- **Problem**
Without omitting anything, return the records precisely as given.

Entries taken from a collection

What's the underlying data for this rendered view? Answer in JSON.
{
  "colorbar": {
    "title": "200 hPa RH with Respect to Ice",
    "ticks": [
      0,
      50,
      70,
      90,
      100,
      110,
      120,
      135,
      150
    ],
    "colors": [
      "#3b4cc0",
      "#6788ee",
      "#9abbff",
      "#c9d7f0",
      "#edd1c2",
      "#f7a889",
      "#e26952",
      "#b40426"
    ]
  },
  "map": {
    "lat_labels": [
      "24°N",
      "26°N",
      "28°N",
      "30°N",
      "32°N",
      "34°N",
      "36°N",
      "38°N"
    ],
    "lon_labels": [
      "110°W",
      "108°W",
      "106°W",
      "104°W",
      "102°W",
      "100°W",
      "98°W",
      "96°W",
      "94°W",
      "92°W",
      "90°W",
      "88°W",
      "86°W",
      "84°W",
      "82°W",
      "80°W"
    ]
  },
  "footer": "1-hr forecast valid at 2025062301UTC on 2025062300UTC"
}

- **Task output**
What's the underlying data for this rendered view? Answer in JSON.
{
  "colorbar": {
    "title": "200 hPa RH with Respect to Ice",
    "ticks": [
      0,
      50,
      70,
      90,
      100,
      110,
      120,
      135,
      150
    ],
    "colors": [
      "#3b4cc0",
      "#6788ee",
      "#9abbff",
      "#c9d7f0",
      "#edd1c2",
      "#f7a889",
      "#e26952",
      "#b40426"
    ]
  },
  "map": {
    "lat_labels": [
      "24°N",
      "26°N",
      "28°N",
      "30°N",
      "32°N",
      "34°N",
      "36°N",
      "38°N"
    ],
    "lon_labels": [
      "110°W",
      "108°W",
      "106°W",
      "104°W",
      "102°W",
      "100°W",
      "98°W",
      "96°W",
      "94°W",
      "92°W",
      "90°W",
      "88°W",
      "86°W",
      "84°W",
      "82°W",
      "80°W"
    ]
  },
  "footer": "1-hr forecast valid at 2025062301UTC on 2025062300UTC"
}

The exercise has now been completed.